§ **To be done**
Every line that contains the word "חתנו" should be copied.

§ **Dataset excerpts**
+++
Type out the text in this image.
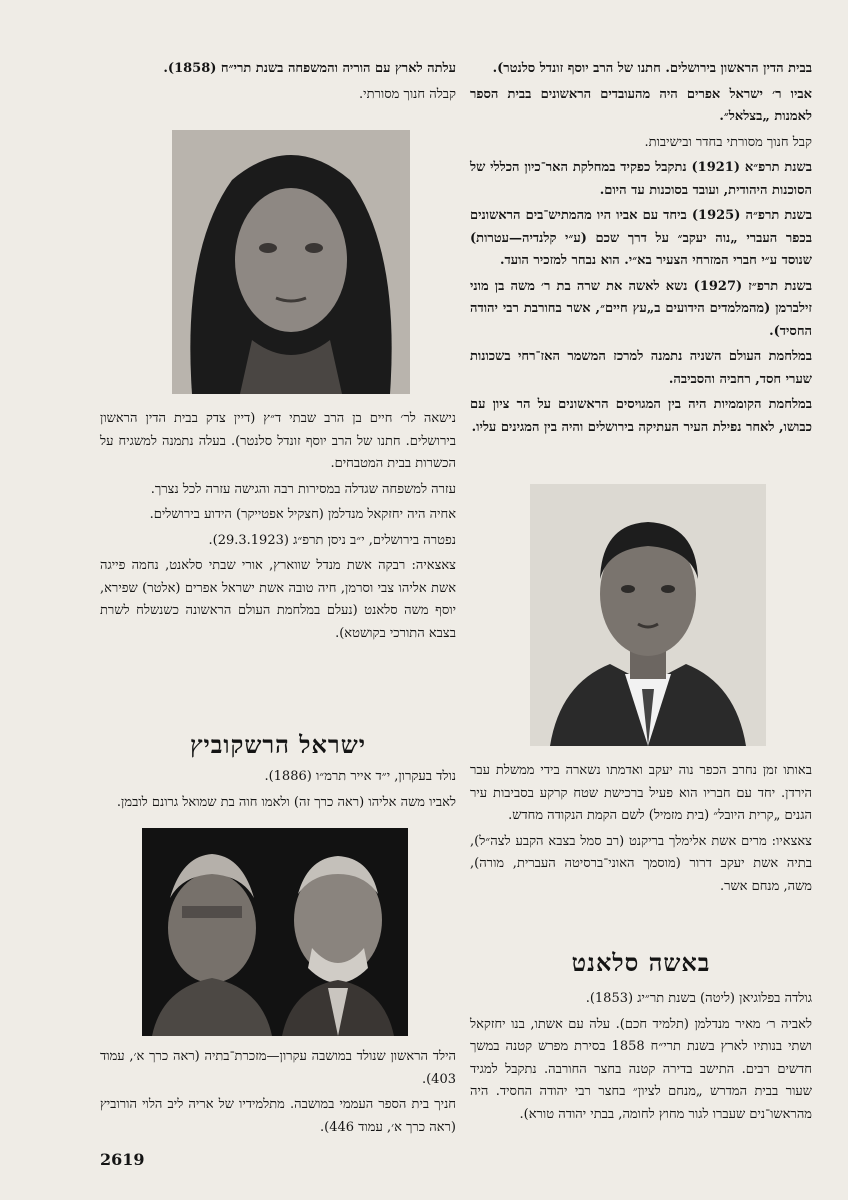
בבית הדין הראשון בירושלים. חתנו של הרב יוסף זונדל סלנטר).

אביו ר׳ ישראל אפרים היה מהעובדים הראשונים בבית הספר לאמנות „בצלאל״.

קבל חנוך מסורתי בחדר ובישיבות.

בשנת תרפ״א (1921) נתקבל כפקיד במחלקת האר־כיון הכללי של הסוכנות היהודית, ועובד בסוכנות עד היום.

בשנת תרפ״ה (1925) ביחד עם אביו היו מהמתיש־בים הראשונים בכפר העברי „נוה יעקב״ על דרך שכם (ע״י קלנדיה—עטרות) שנוסד ע״י חברי המזרחי הצעיר בא״י. הוא נבחר למזכיר הועד.

בשנת תרפ״ז (1927) נשא לאשה את שרה בת ר׳ משה בן מוני זילברמן (מהמלמדים הידועים ב„עץ חיים״, אשר בחורבת רבי יהודה החסיד).

במלחמת העולם השניה נתמנה למרכז המשמר האז־רחי בשכונות שערי חסד, רחביה והסביבה.

במלחמת הקוממיות היה בין המגויסים הראשונים על הר ציון עם כבושו, לאחר נפילת העיר העתיקה בירושלים והיה בין המגינים עליו.

באותו זמן נחרב הכפר נוה יעקב ואדמתו נשארה בידי ממשלת עבר הירדן. יחד עם חבריו הוא פעיל ברכישת שטח קרקע בסביבות עיר הגנים „קרית היובל״ (בית מזמיל) לשם הקמת הנקודה מחדש.

צאצאיו: מרים אשת אלימלך בריקנט (רב סמל בצבא הקבע לצה״ל), בתיה אשת יעקב דרור (מוסמך האוני־ברסיטה העברית, מורה), משה, מנחם אשר.

באשה סלאנט

גולדה בפלוגיאן (ליטה) בשנת תר״יג (1853).

לאביה ר׳ מאיר מנדלמן (תלמיד חכם). עלה עם אשתו, בנו יחזקאל ושתי בנותיו לארץ בשנת תרי״ח 1858 בסירת מפרש קטנה במשך חדשים רבים. התישב בדירה קטנה בחצר החורבה. נתקבל למגיד שעור בבית המדרש „מנחם לציון״ בחצר רבי יהודה החסיד. היה מהראשו־נים שעברו לגור מחוץ לחומה, בבתי יהודה טורא).

עלתה לארץ עם הוריה והמשפחה בשנת תרי״ח (1858).

קבלה חנוך מסורתי.

נישאה לר׳ חיים בן הרב שבתי ד״ץ (דיין צדק בבית הדין הראשון בירושלים. חתנו של הרב יוסף זונדל סלנטר). בעלה נתמנה למשגיח על הכשרות בבית המטבחים.

עזרה למשפחה שגדלה במסירות רבה והגישה עזרה לכל נצרך.

אחיה היה יחזקאל מנדלמן (חצקיל אפטייקר) הידוע בירושלים.

נפטרה בירושלים, י״ב ניסן תרפ״ג (29.3.1923).

צאצאיה: רבקה אשת מנדל שווארץ, אורי שבתי סלאנט, נחמה פייגה אשת אליהו צבי וסרמן, חיה טובה אשת ישראל אפרים (אלטר) שפירא, יוסף משה סלאנט (נעלם במלחמת העולם הראשונה כשנשלח לשרת בצבא התורכי בקושטא).

ישראל הרשקוביץ

נולד בעקרון, י״ד אייר תרמ״ו (1886).

לאביו משה אליהו (ראה כרך זה) ולאמו חוה בת שמואל גרונם לובמן.

הילד הראשון שנולד במושבה עקרון—מזכרת־בתיה (ראה כרך א׳, עמוד 403).

חניך בית הספר העממי במושבה. מתלמידיו של אריה ליב הלוי הורוביץ (ראה כרך א׳, עמוד 446).

2619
+++
§ **Response**
בבית הדין הראשון בירושלים. חתנו של הרב יוסף זונדל סלנטר).
נישאה לר׳ חיים בן הרב שבתי ד״ץ (דיין צדק בבית הדין הראשון בירושלים. חתנו של הרב יוסף זונדל סלנטר). בעלה נתמנה למשגיח על הכשרות בבית המטבחים.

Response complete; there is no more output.